-- Start --

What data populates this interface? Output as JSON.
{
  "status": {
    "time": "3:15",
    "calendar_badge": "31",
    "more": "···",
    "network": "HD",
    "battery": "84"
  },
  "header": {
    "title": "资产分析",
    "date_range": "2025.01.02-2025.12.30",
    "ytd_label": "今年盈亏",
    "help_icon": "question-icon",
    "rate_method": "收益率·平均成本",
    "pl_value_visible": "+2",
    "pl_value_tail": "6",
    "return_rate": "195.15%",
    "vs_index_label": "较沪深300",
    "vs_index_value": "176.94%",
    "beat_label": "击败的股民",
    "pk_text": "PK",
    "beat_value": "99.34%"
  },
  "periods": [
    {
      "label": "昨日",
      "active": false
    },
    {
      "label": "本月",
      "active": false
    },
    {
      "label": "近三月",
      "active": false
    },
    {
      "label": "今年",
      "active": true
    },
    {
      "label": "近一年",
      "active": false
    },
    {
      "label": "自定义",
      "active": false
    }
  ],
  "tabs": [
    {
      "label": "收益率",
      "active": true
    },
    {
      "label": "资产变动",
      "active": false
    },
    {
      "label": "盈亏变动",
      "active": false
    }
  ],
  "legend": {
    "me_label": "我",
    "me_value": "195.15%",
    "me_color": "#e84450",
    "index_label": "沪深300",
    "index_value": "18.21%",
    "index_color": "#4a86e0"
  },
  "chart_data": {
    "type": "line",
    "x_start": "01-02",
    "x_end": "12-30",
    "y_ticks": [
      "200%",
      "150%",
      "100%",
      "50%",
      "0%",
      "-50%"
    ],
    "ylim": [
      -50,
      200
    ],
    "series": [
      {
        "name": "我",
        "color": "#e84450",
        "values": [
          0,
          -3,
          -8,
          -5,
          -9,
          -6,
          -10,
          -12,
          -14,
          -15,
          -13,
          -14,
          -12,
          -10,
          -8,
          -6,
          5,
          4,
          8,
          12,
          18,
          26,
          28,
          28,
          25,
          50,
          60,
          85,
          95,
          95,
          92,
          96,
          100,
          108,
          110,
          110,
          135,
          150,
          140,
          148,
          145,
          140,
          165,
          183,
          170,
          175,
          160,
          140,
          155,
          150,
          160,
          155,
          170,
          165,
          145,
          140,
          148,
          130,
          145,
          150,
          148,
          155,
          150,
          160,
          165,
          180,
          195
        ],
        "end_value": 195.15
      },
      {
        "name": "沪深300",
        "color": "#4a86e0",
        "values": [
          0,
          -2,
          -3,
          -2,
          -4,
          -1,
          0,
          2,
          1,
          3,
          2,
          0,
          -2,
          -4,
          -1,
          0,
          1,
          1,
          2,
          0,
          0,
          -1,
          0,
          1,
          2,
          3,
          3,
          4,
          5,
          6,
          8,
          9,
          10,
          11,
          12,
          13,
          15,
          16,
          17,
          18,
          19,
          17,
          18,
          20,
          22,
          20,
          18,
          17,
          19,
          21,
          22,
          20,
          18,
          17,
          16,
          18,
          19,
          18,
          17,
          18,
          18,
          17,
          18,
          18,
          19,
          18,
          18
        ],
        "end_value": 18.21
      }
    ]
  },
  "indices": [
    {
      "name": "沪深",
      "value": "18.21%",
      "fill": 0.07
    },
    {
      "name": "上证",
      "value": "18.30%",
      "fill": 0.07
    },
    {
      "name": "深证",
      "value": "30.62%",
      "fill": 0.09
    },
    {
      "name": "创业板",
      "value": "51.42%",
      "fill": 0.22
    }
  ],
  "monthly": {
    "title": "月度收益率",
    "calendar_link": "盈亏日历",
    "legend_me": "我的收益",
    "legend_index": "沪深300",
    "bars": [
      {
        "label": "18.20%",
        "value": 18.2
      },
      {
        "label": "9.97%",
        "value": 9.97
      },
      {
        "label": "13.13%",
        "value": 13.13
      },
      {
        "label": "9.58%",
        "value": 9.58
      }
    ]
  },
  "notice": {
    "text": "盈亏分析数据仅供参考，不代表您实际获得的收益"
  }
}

-- End --

YOUR TASK -
Reproduce all of the data exactly as given.

SOLUTION TO THE PROBLEM -
What data populates this interface? Output as JSON.
{
  "status": {
    "time": "3:15",
    "calendar_badge": "31",
    "more": "···",
    "network": "HD",
    "battery": "84"
  },
  "header": {
    "title": "资产分析",
    "date_range": "2025.01.02-2025.12.30",
    "ytd_label": "今年盈亏",
    "help_icon": "question-icon",
    "rate_method": "收益率·平均成本",
    "pl_value_visible": "+2",
    "pl_value_tail": "6",
    "return_rate": "195.15%",
    "vs_index_label": "较沪深300",
    "vs_index_value": "176.94%",
    "beat_label": "击败的股民",
    "pk_text": "PK",
    "beat_value": "99.34%"
  },
  "periods": [
    {
      "label": "昨日",
      "active": false
    },
    {
      "label": "本月",
      "active": false
    },
    {
      "label": "近三月",
      "active": false
    },
    {
      "label": "今年",
      "active": true
    },
    {
      "label": "近一年",
      "active": false
    },
    {
      "label": "自定义",
      "active": false
    }
  ],
  "tabs": [
    {
      "label": "收益率",
      "active": true
    },
    {
      "label": "资产变动",
      "active": false
    },
    {
      "label": "盈亏变动",
      "active": false
    }
  ],
  "legend": {
    "me_label": "我",
    "me_value": "195.15%",
    "me_color": "#e84450",
    "index_label": "沪深300",
    "index_value": "18.21%",
    "index_color": "#4a86e0"
  },
  "chart_data": {
    "type": "line",
    "x_start": "01-02",
    "x_end": "12-30",
    "y_ticks": [
      "200%",
      "150%",
      "100%",
      "50%",
      "0%",
      "-50%"
    ],
    "ylim": [
      -50,
      200
    ],
    "series": [
      {
        "name": "我",
        "color": "#e84450",
        "values": [
          0,
          -3,
          -8,
          -5,
          -9,
          -6,
          -10,
          -12,
          -14,
          -15,
          -13,
          -14,
          -12,
          -10,
          -8,
          -6,
          5,
          4,
          8,
          12,
          18,
          26,
          28,
          28,
          25,
          50,
          60,
          85,
          95,
          95,
          92,
          96,
          100,
          108,
          110,
          110,
          135,
          150,
          140,
          148,
          145,
          140,
          165,
          183,
          170,
          175,
          160,
          140,
          155,
          150,
          160,
          155,
          170,
          165,
          145,
          140,
          148,
          130,
          145,
          150,
          148,
          155,
          150,
          160,
          165,
          180,
          195
        ],
        "end_value": 195.15
      },
      {
        "name": "沪深300",
        "color": "#4a86e0",
        "values": [
          0,
          -2,
          -3,
          -2,
          -4,
          -1,
          0,
          2,
          1,
          3,
          2,
          0,
          -2,
          -4,
          -1,
          0,
          1,
          1,
          2,
          0,
          0,
          -1,
          0,
          1,
          2,
          3,
          3,
          4,
          5,
          6,
          8,
          9,
          10,
          11,
          12,
          13,
          15,
          16,
          17,
          18,
          19,
          17,
          18,
          20,
          22,
          20,
          18,
          17,
          19,
          21,
          22,
          20,
          18,
          17,
          16,
          18,
          19,
          18,
          17,
          18,
          18,
          17,
          18,
          18,
          19,
          18,
          18
        ],
        "end_value": 18.21
      }
    ]
  },
  "indices": [
    {
      "name": "沪深",
      "value": "18.21%",
      "fill": 0.07
    },
    {
      "name": "上证",
      "value": "18.30%",
      "fill": 0.07
    },
    {
      "name": "深证",
      "value": "30.62%",
      "fill": 0.09
    },
    {
      "name": "创业板",
      "value": "51.42%",
      "fill": 0.22
    }
  ],
  "monthly": {
    "title": "月度收益率",
    "calendar_link": "盈亏日历",
    "legend_me": "我的收益",
    "legend_index": "沪深300",
    "bars": [
      {
        "label": "18.20%",
        "value": 18.2
      },
      {
        "label": "9.97%",
        "value": 9.97
      },
      {
        "label": "13.13%",
        "value": 13.13
      },
      {
        "label": "9.58%",
        "value": 9.58
      }
    ]
  },
  "notice": {
    "text": "盈亏分析数据仅供参考，不代表您实际获得的收益"
  }
}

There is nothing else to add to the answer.